What is required:
Review the lines that follow and copy each one that contains the word "Envelopes".

Data listing:
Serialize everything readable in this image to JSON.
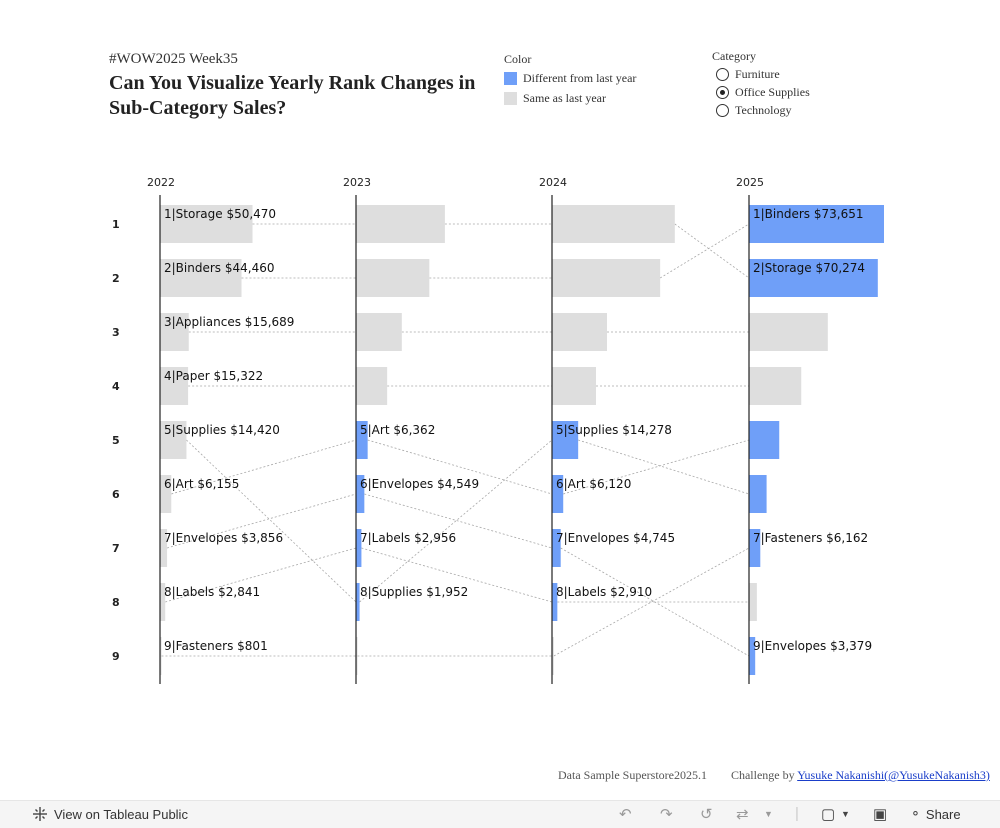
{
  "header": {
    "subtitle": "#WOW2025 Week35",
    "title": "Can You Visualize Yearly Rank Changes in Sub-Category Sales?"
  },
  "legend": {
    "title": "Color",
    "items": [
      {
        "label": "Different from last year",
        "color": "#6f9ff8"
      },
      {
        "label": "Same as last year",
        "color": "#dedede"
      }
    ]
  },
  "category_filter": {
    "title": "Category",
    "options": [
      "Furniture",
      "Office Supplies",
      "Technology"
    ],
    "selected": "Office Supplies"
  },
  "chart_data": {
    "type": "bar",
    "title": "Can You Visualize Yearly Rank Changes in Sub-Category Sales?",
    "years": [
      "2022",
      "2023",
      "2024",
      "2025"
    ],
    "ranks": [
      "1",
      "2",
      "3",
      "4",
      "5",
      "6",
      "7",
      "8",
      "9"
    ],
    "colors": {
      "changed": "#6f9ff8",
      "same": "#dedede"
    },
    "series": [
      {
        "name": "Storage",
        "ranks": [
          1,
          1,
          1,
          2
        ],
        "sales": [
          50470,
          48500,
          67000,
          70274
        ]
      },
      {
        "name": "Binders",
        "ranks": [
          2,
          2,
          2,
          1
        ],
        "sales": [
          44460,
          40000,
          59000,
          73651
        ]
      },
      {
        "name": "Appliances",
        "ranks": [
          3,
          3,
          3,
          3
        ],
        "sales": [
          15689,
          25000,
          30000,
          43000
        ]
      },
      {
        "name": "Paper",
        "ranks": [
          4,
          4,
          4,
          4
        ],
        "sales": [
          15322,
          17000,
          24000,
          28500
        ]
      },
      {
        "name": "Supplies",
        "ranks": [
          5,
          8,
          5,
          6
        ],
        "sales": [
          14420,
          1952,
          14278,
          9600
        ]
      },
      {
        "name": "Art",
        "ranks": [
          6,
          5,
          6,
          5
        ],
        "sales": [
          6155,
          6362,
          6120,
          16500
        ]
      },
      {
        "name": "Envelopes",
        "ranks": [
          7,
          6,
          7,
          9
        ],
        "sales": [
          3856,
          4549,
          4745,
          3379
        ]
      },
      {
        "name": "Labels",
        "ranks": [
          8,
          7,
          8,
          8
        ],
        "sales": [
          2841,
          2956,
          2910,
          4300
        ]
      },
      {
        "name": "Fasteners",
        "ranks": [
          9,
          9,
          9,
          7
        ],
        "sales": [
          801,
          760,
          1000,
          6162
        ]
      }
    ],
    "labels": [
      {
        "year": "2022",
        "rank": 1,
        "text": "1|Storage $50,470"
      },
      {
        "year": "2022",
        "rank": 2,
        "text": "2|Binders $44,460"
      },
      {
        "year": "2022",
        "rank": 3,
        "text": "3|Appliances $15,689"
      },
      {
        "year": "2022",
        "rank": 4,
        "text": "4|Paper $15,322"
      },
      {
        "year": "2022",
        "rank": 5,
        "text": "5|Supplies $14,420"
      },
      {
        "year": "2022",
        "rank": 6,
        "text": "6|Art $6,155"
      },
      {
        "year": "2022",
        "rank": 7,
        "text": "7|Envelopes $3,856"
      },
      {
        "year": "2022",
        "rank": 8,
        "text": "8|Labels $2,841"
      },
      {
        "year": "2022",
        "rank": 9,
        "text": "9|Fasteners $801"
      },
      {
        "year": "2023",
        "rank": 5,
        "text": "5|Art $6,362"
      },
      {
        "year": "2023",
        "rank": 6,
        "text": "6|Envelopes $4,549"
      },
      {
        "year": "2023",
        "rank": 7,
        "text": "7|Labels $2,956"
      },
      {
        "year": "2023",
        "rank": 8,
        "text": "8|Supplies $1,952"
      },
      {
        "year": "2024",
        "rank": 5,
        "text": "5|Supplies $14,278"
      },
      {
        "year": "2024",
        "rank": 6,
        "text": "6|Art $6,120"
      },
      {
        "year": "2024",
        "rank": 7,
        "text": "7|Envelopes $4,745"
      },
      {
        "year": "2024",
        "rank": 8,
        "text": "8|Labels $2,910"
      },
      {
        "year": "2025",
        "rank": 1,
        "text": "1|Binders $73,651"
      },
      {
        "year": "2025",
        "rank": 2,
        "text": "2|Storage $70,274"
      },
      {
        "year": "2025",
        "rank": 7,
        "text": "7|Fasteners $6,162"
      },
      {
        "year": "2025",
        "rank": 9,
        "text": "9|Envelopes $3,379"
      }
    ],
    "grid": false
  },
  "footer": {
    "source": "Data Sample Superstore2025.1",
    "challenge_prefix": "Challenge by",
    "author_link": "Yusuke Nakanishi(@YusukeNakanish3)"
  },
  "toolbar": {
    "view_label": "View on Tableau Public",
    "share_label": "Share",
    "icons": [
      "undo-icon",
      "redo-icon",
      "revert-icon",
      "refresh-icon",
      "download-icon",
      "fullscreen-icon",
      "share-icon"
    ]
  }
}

---

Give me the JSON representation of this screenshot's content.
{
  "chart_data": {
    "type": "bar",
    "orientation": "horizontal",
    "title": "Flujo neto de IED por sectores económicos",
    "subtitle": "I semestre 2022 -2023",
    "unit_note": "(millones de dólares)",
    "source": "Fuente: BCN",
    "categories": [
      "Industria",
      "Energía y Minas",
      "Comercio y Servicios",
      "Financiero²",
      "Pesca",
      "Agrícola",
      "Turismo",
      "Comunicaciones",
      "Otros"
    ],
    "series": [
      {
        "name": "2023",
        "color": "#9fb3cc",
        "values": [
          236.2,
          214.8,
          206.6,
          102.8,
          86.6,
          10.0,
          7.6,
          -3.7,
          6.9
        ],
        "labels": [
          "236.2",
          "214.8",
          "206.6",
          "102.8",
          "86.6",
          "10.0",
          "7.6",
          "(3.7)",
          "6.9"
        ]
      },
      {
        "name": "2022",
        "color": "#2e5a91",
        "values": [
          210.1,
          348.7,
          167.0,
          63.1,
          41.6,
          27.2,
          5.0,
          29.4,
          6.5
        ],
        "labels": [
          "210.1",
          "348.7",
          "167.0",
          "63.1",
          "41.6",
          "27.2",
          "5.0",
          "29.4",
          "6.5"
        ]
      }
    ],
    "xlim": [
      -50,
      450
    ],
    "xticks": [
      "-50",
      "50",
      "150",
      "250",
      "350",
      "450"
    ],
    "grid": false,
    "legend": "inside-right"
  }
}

Solution for this task:
        "name": "Envelopes",
        "text": "7|Envelopes $3,856"
        "text": "6|Envelopes $4,549"
        "text": "7|Envelopes $4,745"
        "text": "9|Envelopes $3,379"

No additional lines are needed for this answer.